**What is expected**
Wherever the word "Шурышкары" appears in the entries, copy the whole line.

**Stored records**
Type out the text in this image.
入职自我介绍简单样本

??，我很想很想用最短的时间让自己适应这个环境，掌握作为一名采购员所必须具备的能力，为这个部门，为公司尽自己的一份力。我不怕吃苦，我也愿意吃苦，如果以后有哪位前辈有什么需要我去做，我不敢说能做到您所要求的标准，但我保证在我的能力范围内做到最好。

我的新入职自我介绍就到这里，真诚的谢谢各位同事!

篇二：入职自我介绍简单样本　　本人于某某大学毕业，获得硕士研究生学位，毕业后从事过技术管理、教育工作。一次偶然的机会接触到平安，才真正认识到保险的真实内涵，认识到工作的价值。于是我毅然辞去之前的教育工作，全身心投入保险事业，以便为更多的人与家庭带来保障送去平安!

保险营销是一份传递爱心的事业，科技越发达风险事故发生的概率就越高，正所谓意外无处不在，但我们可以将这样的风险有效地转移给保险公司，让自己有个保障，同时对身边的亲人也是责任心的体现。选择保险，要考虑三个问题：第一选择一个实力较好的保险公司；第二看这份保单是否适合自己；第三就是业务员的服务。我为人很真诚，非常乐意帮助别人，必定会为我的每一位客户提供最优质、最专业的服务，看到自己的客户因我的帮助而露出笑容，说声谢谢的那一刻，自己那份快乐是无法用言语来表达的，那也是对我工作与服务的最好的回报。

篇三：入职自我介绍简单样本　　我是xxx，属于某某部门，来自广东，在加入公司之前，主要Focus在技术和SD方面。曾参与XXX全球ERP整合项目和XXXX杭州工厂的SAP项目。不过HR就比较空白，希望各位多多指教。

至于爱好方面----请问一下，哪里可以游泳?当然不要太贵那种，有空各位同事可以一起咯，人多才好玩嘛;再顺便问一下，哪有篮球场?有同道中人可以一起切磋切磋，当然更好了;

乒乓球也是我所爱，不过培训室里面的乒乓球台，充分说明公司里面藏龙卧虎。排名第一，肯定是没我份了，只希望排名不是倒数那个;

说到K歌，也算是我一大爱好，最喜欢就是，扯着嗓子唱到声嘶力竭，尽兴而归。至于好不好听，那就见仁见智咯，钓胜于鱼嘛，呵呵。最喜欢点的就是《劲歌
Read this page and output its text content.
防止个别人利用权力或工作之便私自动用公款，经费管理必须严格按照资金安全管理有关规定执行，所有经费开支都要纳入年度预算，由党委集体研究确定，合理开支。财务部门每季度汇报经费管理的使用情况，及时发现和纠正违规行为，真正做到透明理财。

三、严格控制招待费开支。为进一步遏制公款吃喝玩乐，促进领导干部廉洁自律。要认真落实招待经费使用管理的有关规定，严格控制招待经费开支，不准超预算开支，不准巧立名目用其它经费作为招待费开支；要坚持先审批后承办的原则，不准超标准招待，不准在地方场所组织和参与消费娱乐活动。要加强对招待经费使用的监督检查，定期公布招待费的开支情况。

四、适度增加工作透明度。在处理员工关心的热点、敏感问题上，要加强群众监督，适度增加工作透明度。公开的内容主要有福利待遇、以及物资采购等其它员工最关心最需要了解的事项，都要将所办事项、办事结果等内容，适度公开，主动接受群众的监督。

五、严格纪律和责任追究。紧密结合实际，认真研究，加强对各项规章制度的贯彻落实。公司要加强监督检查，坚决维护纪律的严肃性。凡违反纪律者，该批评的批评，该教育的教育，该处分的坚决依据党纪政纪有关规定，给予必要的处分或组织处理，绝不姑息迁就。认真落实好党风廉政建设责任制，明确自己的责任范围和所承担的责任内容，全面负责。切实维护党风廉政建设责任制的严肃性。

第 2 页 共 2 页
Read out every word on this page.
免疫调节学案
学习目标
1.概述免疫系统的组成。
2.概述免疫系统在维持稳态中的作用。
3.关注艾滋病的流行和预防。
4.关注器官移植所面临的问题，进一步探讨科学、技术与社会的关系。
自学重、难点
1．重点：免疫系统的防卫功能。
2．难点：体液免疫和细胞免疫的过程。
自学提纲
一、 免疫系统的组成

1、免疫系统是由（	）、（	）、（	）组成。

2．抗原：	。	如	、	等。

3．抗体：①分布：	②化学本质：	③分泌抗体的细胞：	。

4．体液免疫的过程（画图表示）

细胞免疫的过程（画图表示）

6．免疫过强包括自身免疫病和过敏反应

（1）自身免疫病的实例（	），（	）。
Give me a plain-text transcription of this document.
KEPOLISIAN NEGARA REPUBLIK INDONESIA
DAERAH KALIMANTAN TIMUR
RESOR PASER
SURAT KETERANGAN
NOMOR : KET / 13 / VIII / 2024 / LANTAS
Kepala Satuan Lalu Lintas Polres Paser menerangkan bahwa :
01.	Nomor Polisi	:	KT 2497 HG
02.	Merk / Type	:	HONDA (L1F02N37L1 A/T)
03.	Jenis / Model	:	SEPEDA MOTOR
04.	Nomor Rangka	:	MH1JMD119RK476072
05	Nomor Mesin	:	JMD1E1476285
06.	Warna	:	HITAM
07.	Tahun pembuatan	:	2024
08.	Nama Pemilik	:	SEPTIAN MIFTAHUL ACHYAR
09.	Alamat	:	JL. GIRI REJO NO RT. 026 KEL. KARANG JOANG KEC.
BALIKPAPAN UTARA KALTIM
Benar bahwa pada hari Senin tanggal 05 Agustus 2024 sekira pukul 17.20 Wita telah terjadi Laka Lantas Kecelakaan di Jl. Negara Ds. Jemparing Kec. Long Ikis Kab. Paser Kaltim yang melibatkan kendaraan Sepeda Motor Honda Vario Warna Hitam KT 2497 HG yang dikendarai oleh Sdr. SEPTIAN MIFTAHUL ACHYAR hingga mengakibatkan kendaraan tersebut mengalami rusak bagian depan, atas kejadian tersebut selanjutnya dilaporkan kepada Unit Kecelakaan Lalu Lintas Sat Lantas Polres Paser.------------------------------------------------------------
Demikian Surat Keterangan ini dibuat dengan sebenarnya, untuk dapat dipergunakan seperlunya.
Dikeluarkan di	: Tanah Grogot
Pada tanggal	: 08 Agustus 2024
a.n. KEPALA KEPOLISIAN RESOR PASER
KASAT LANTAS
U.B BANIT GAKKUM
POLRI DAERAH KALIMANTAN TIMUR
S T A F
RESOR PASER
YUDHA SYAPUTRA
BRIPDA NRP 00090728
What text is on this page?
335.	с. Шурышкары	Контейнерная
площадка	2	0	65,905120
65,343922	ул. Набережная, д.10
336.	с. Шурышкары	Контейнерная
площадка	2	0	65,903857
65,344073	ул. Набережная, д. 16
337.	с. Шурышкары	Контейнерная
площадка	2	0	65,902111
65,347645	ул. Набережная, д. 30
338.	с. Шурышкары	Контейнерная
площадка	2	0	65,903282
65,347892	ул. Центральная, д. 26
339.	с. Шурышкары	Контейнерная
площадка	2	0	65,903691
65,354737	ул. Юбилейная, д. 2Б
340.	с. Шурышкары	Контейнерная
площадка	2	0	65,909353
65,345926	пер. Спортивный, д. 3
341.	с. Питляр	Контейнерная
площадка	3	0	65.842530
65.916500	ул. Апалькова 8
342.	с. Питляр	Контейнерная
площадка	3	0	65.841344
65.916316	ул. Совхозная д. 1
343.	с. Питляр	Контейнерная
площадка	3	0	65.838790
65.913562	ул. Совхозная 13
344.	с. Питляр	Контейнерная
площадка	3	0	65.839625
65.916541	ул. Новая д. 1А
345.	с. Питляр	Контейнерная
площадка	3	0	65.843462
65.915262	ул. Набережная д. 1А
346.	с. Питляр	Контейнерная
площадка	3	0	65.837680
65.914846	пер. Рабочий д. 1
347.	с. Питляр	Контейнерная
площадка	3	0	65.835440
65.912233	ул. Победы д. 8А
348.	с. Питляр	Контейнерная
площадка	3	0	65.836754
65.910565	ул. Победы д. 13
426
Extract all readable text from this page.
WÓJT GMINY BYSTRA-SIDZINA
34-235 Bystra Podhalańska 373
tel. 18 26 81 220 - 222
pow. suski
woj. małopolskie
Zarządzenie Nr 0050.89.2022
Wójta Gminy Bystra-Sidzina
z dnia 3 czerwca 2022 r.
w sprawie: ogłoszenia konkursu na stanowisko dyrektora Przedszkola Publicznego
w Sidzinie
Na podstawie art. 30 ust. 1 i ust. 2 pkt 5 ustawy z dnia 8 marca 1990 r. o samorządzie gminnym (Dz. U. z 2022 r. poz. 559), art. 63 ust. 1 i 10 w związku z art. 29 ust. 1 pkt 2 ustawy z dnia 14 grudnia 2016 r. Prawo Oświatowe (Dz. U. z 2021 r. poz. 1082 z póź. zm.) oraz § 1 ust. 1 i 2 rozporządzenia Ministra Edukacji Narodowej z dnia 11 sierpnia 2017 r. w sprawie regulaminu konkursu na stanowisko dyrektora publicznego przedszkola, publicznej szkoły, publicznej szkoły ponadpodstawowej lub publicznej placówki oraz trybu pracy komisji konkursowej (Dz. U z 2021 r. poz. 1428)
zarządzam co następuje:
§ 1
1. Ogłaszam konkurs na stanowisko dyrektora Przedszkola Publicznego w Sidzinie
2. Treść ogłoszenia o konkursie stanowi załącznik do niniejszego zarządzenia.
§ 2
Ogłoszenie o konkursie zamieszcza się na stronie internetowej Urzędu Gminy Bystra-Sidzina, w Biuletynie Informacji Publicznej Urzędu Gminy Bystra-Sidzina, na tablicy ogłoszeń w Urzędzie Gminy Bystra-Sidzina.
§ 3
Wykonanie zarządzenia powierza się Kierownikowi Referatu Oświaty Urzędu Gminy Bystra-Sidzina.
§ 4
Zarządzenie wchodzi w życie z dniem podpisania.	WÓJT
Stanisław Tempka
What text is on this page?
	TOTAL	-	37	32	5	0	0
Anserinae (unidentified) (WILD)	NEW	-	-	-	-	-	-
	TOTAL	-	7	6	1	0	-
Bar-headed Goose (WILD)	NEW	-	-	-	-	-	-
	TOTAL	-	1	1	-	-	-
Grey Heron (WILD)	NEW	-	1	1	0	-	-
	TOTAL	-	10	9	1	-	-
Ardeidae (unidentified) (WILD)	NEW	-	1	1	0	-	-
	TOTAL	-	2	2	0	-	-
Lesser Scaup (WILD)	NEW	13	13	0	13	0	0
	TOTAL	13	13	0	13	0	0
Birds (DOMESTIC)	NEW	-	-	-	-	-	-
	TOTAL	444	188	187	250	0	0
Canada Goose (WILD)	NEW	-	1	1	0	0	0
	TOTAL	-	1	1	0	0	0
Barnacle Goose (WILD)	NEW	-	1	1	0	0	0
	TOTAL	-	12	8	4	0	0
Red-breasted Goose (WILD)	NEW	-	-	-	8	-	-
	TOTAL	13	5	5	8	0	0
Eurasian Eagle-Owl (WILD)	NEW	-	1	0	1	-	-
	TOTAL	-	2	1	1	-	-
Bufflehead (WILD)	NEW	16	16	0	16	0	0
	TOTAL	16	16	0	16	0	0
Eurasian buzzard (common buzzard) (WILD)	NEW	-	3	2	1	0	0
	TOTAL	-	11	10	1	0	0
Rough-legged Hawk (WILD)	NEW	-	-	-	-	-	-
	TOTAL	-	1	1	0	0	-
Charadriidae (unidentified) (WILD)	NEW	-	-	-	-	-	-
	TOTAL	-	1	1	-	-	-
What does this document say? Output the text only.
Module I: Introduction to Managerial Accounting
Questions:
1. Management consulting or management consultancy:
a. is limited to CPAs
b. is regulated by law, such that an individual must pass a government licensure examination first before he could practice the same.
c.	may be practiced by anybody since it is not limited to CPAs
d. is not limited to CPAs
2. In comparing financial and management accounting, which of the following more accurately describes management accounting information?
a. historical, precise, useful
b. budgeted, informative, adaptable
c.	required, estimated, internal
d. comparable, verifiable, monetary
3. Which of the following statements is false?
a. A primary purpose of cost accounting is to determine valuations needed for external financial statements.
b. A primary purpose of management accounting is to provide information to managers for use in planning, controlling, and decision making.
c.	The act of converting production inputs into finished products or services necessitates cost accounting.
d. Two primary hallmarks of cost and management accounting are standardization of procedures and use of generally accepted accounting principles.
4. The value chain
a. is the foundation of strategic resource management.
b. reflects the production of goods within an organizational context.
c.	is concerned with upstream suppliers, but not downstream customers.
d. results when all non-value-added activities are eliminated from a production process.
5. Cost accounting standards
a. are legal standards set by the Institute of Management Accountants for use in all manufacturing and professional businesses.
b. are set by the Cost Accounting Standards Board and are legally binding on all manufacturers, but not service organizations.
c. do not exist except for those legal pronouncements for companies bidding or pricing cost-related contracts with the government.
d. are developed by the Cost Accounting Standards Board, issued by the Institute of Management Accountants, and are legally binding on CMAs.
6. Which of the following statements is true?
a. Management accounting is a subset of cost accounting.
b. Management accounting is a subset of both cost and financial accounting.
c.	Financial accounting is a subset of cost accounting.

**Answer**
335.	с. Шурышкары	Контейнерная
336.	с. Шурышкары	Контейнерная
337.	с. Шурышкары	Контейнерная
338.	с. Шурышкары	Контейнерная
339.	с. Шурышкары	Контейнерная
340.	с. Шурышкары	Контейнерная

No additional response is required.